-- Begin AVAILABLE RECORDS --

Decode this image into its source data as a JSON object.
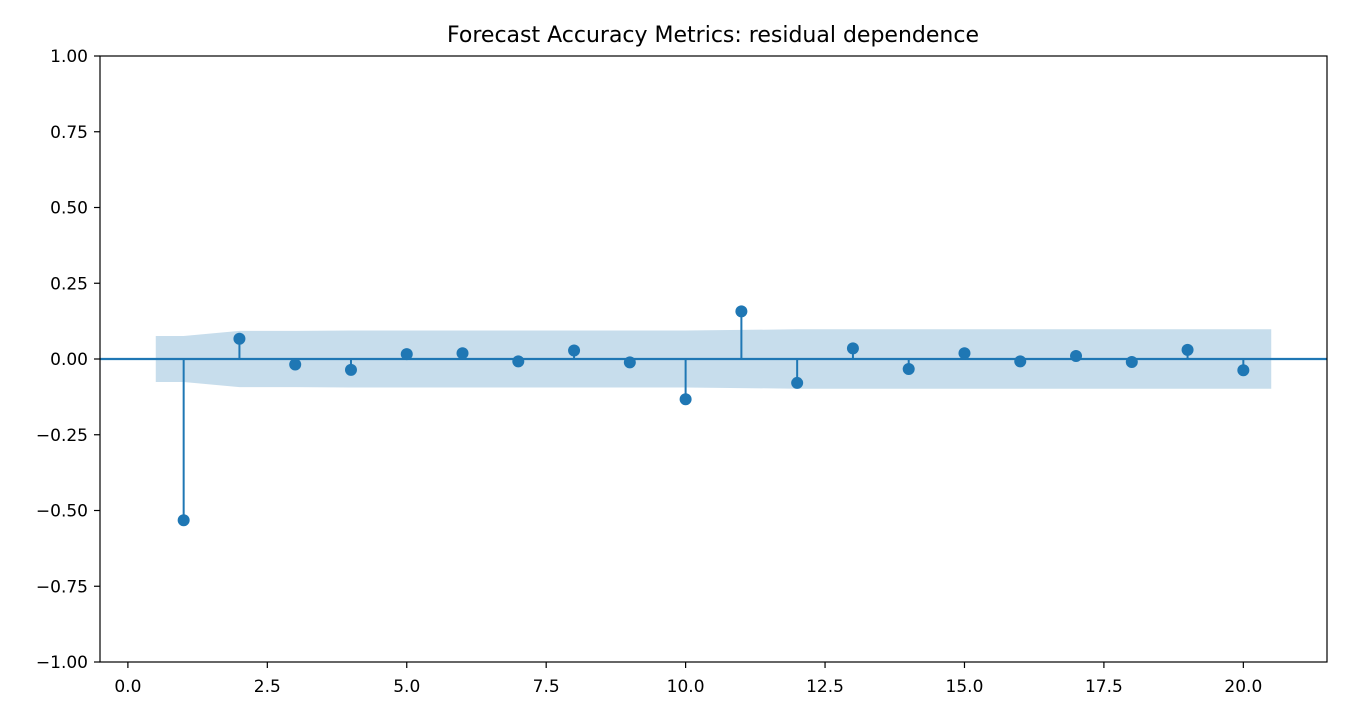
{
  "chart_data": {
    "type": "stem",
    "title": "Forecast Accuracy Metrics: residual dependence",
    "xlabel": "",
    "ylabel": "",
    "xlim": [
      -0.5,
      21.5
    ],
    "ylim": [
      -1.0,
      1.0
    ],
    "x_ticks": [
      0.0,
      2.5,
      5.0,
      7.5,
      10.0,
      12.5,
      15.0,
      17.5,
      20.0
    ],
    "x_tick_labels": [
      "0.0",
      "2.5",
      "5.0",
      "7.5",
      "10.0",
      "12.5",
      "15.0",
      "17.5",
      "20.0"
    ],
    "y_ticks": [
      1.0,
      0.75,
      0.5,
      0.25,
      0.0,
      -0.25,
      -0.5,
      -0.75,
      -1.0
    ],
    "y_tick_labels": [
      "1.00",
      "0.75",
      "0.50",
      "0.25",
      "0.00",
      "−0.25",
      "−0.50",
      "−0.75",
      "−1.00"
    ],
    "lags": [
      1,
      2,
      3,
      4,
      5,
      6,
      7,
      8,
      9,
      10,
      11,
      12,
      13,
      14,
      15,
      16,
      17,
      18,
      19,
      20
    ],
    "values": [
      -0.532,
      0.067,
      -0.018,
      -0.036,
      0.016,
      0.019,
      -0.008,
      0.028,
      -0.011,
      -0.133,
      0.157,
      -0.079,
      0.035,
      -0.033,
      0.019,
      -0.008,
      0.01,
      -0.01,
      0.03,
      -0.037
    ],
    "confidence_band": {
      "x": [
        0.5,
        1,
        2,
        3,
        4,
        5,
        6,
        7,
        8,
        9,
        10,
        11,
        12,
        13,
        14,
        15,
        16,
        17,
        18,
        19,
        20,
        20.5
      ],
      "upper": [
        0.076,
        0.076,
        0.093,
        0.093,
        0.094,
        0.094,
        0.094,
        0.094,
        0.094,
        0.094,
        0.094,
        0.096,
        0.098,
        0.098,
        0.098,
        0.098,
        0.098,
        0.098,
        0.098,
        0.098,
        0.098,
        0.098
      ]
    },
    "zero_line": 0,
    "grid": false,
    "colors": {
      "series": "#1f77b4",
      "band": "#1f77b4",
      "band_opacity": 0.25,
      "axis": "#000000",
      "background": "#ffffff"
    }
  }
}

-- End AVAILABLE RECORDS --
-- Begin AVAILABLE RECORDS --

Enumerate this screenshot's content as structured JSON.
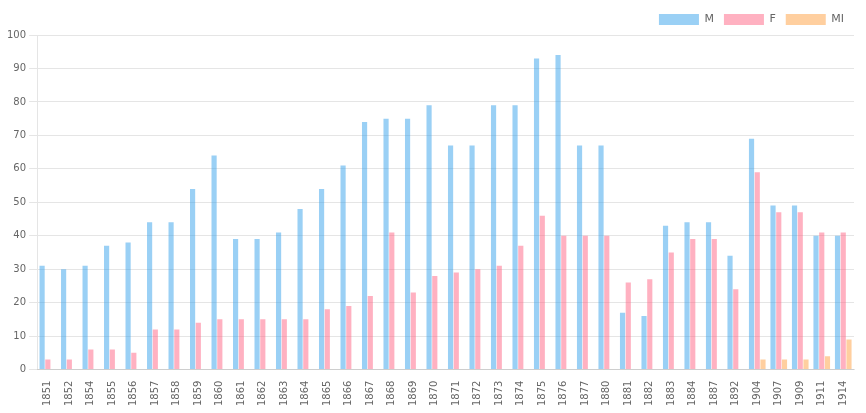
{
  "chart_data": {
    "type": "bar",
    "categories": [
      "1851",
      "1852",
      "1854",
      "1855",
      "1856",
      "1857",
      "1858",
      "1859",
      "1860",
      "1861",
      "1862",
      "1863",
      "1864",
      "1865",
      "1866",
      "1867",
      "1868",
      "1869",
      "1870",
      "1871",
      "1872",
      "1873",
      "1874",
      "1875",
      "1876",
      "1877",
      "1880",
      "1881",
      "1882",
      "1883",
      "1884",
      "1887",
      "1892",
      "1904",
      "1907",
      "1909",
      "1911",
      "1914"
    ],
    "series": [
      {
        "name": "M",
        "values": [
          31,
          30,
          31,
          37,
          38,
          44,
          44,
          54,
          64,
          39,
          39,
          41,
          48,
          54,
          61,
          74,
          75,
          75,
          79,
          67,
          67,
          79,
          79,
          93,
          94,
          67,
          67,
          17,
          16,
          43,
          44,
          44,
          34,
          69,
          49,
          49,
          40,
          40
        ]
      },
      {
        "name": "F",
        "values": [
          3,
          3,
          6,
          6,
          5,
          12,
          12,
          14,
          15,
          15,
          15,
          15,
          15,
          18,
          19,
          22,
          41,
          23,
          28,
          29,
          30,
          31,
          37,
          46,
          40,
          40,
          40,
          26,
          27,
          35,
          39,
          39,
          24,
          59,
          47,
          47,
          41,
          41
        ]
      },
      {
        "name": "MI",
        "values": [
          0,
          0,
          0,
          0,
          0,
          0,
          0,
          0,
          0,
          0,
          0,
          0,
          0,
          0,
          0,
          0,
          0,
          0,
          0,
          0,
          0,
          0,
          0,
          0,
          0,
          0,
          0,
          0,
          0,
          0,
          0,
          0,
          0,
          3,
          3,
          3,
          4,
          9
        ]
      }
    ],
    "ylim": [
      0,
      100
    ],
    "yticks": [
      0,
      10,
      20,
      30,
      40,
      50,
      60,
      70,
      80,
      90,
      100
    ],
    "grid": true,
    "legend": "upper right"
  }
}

-- End AVAILABLE RECORDS --

*WHAT NEEDS TO BE DONE*.
Go through the material above and count the lines that contain "this"; answer with the number alone.

*FINAL RESULT*.
2